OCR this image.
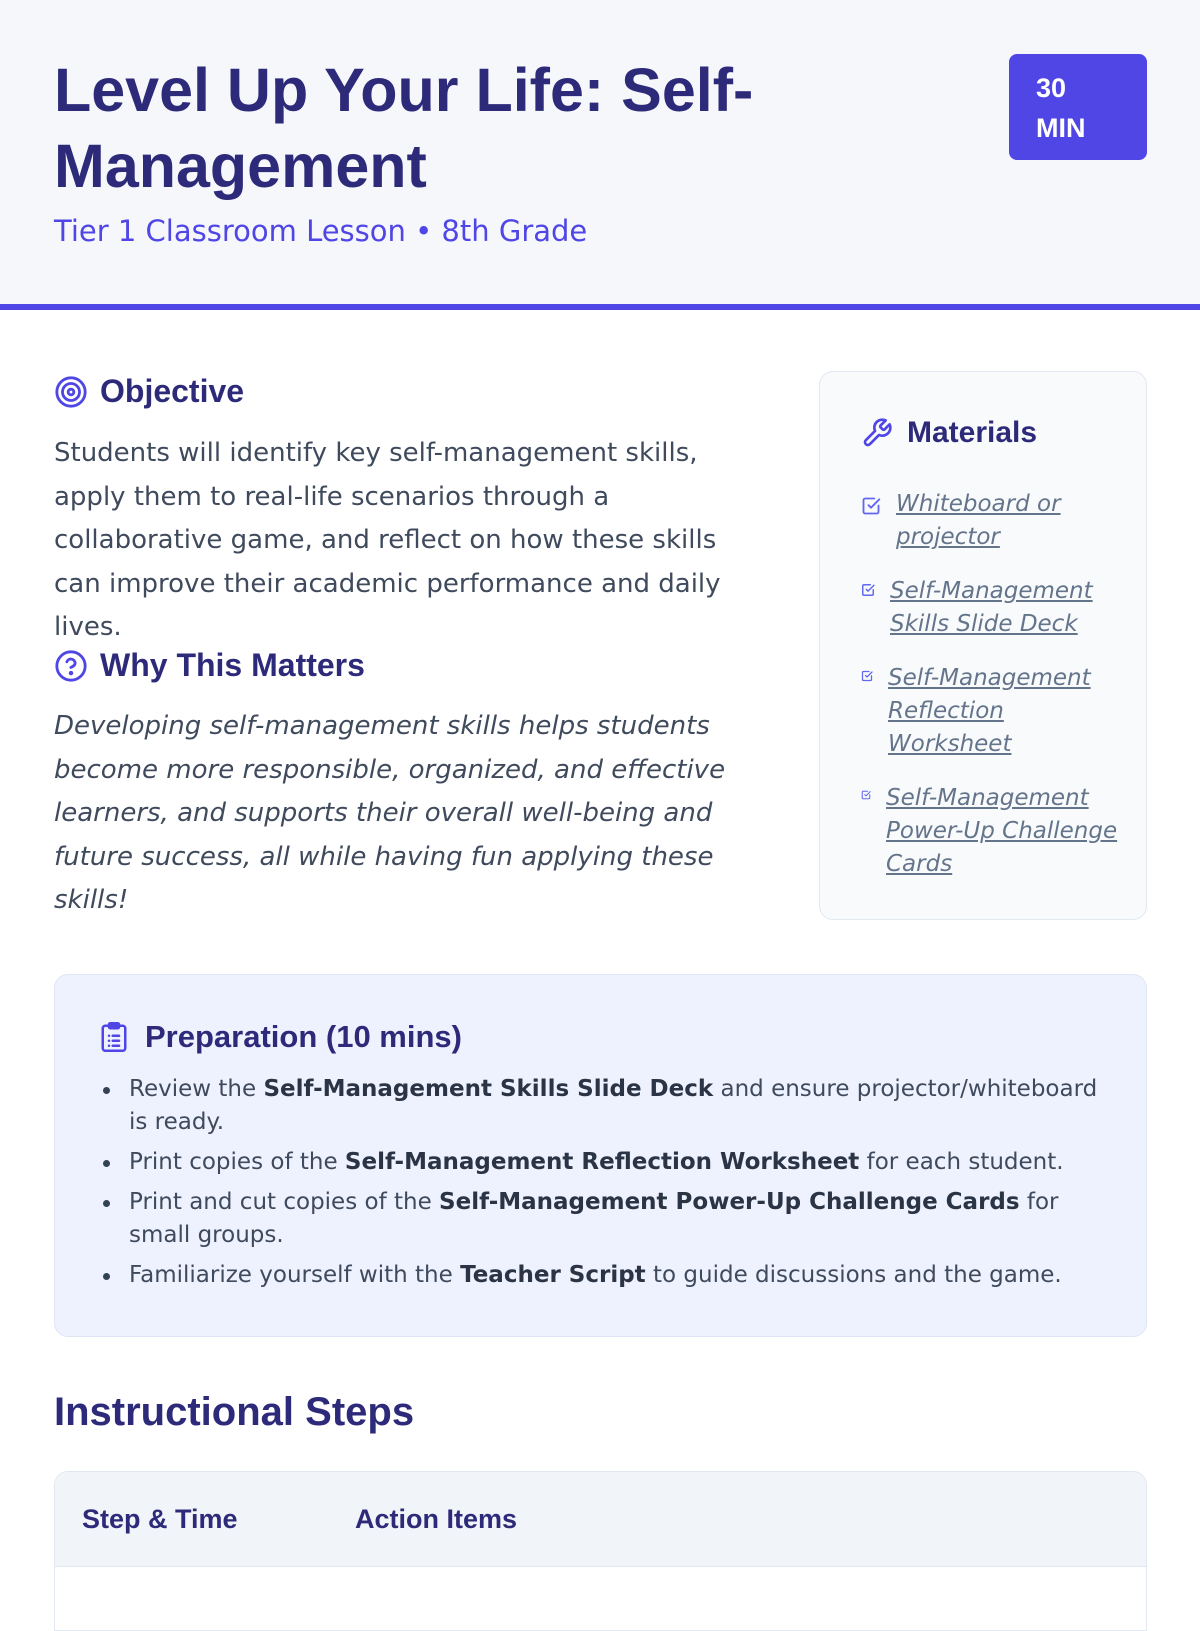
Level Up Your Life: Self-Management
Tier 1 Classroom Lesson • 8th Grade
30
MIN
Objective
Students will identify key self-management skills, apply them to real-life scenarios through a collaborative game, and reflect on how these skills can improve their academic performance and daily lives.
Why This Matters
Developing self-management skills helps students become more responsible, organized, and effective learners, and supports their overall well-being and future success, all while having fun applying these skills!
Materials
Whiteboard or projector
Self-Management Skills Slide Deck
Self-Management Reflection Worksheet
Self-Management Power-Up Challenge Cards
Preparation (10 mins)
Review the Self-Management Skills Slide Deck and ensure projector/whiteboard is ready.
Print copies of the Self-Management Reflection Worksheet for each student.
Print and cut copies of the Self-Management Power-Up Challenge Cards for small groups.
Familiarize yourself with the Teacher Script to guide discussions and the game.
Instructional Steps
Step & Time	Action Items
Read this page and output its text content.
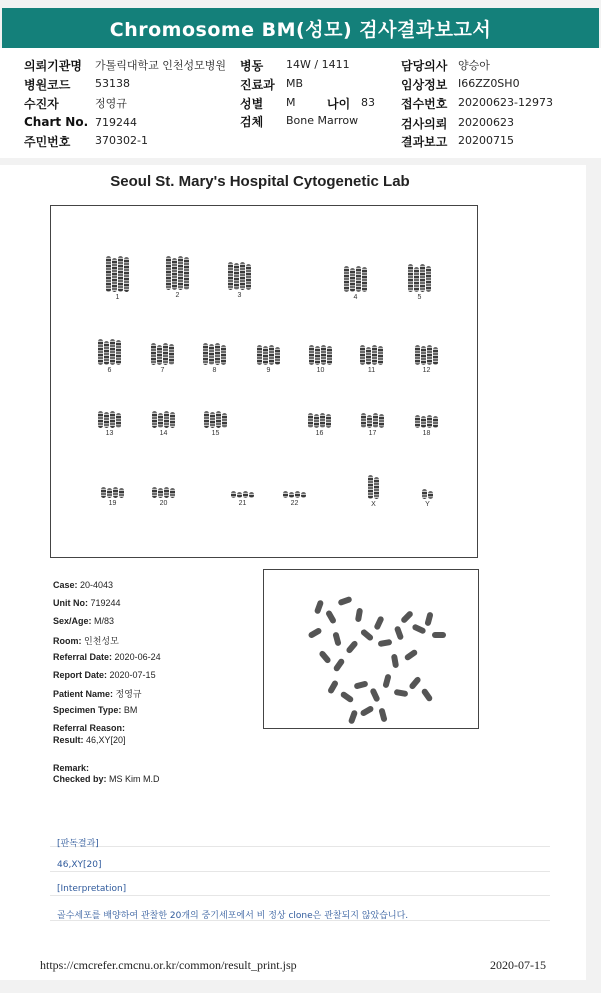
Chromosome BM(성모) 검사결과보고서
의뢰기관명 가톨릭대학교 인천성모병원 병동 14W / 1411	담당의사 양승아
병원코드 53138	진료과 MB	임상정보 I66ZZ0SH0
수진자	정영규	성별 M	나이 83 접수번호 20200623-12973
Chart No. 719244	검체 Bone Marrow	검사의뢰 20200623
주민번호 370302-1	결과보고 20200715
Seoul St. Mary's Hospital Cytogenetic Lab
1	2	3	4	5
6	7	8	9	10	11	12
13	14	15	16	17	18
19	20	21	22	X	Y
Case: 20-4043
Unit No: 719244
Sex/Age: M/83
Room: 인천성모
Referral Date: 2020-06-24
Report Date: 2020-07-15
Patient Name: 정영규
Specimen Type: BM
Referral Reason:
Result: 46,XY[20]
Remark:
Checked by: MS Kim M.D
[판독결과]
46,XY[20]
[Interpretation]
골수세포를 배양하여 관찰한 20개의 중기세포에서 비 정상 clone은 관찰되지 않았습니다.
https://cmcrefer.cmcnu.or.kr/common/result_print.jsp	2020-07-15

⁂

* _Goal_
Using the listing above, show every line that includes the string "Date".

* _Response to this task_
Referral Date: 2020-06-24
Report Date: 2020-07-15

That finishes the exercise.